### Data extract
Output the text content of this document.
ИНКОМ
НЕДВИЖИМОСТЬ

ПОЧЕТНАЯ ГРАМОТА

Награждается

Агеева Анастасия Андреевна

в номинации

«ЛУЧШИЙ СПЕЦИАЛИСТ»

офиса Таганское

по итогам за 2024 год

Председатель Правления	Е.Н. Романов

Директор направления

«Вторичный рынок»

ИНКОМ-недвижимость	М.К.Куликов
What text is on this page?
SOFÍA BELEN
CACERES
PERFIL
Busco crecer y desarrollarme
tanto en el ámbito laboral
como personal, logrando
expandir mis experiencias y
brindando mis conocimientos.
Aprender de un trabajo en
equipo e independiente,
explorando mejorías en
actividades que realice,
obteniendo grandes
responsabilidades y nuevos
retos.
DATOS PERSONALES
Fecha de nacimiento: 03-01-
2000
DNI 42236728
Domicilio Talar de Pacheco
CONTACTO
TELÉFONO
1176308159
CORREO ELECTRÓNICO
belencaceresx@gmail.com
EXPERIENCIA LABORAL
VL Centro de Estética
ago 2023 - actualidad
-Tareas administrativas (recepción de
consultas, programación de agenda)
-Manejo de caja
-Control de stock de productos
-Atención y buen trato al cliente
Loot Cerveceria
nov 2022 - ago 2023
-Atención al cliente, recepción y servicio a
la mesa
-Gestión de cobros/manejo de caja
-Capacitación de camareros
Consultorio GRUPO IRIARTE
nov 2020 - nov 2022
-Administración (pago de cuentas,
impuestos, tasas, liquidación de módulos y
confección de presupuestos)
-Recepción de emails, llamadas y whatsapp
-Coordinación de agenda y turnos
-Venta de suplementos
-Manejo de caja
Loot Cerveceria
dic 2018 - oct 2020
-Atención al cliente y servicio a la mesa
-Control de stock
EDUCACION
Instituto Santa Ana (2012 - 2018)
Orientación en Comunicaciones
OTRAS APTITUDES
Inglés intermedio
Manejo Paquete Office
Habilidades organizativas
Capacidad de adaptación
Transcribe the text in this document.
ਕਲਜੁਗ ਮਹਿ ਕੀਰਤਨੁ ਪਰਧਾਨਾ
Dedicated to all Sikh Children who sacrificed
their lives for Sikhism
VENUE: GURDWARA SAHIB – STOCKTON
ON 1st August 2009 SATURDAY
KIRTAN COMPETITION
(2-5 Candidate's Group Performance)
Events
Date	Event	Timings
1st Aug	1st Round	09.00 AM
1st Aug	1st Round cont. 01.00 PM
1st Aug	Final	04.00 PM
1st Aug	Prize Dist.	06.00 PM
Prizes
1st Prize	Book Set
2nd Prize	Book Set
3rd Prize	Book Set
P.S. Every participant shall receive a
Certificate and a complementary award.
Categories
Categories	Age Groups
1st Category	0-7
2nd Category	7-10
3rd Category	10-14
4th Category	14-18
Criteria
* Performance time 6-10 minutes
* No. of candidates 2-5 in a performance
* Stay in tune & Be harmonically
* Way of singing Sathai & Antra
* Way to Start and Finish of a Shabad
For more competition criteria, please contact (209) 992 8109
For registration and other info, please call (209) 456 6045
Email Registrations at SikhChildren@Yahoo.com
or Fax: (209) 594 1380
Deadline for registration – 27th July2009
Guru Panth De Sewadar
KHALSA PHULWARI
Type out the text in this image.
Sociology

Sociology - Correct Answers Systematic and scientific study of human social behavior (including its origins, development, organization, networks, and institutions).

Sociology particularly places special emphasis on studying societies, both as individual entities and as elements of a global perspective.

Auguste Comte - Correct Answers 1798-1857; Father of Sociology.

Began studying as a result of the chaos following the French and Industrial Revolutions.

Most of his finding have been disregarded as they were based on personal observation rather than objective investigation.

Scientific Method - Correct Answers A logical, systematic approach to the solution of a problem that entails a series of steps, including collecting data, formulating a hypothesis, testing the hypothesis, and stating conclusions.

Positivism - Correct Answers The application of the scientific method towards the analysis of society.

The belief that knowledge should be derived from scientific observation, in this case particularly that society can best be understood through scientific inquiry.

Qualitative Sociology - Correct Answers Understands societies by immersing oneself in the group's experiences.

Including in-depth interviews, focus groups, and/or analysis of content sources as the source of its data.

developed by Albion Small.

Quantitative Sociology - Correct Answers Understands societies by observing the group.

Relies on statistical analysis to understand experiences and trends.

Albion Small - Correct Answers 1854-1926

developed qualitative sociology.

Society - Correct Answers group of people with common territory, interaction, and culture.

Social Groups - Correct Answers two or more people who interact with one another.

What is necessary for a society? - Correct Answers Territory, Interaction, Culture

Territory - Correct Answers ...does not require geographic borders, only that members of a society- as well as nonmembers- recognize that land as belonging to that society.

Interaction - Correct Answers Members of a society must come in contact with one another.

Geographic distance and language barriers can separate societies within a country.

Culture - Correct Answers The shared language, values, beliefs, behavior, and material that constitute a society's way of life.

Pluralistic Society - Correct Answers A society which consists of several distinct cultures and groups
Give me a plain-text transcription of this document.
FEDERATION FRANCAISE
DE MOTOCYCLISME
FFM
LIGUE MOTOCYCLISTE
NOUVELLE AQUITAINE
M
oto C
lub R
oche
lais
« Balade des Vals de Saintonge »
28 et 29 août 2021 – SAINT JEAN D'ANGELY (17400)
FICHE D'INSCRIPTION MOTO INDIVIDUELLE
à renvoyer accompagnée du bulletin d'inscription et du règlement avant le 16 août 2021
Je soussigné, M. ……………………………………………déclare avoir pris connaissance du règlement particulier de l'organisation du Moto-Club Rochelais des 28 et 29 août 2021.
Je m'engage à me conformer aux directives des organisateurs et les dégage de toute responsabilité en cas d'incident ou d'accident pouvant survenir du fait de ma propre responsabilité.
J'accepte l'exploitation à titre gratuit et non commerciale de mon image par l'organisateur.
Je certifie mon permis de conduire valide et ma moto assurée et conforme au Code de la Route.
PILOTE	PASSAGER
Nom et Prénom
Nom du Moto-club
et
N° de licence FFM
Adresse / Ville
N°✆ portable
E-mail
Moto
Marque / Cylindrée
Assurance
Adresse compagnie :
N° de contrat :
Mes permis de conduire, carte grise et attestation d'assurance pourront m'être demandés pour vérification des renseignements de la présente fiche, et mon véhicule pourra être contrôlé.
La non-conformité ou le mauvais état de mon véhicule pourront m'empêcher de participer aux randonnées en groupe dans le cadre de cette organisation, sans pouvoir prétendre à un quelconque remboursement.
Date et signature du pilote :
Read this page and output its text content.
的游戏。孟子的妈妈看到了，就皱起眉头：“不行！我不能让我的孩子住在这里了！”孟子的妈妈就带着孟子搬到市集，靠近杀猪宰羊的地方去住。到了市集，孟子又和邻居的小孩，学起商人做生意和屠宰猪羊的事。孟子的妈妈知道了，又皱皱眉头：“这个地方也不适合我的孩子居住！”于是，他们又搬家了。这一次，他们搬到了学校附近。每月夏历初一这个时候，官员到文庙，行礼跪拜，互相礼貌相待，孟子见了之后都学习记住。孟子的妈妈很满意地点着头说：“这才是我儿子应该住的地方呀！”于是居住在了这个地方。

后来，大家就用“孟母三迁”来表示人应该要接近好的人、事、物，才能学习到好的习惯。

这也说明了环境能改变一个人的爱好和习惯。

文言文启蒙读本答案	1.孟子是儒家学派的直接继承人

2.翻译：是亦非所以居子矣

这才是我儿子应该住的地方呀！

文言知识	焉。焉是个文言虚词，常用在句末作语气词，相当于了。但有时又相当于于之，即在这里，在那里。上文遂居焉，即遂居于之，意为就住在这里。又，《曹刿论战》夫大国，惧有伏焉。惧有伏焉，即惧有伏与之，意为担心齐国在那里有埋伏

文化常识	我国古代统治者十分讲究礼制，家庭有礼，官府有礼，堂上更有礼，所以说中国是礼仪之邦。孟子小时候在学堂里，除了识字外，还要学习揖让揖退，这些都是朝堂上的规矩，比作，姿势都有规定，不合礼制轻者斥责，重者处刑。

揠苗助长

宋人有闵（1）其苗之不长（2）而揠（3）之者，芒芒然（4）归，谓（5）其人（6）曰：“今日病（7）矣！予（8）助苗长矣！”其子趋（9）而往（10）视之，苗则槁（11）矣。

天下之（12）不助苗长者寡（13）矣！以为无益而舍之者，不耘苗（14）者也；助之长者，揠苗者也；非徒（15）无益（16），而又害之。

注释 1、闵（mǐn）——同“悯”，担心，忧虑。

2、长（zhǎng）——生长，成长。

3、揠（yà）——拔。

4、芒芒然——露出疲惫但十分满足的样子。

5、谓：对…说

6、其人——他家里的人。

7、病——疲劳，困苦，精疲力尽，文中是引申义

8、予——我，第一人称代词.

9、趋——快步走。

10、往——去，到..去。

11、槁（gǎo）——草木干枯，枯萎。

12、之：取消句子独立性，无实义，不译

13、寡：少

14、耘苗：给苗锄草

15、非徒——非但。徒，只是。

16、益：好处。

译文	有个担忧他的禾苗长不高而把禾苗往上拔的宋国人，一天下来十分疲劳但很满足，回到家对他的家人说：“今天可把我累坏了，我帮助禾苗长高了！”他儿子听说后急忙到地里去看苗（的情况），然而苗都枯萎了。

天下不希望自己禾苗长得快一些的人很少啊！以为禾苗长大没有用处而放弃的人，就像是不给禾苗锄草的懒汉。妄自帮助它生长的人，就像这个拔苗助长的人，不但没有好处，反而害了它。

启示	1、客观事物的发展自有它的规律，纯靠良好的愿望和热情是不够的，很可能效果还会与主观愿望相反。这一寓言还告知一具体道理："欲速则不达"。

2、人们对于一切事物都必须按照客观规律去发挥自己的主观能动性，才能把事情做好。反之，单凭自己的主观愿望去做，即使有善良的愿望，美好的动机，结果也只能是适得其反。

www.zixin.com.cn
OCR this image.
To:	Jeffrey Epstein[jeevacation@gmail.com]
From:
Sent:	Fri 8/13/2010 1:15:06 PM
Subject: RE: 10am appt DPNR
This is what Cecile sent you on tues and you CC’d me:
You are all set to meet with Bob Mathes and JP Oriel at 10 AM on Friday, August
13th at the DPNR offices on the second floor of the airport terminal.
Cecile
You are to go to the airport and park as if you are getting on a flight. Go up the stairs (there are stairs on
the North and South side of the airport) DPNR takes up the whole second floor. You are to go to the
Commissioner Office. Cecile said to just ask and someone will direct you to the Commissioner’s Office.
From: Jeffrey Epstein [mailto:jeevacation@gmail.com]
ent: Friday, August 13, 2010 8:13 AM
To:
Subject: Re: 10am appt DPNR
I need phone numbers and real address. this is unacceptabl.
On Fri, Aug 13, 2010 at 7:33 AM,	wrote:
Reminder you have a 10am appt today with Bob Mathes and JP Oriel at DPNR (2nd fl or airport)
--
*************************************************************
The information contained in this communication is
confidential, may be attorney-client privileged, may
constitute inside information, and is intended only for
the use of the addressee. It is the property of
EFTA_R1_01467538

### Your instructions
Copy every line in the listing above where the string "document" turns up.

### Problem solution
Output the text content of this document.
Transcribe the text in this document.
Give me a plain-text transcription of this document.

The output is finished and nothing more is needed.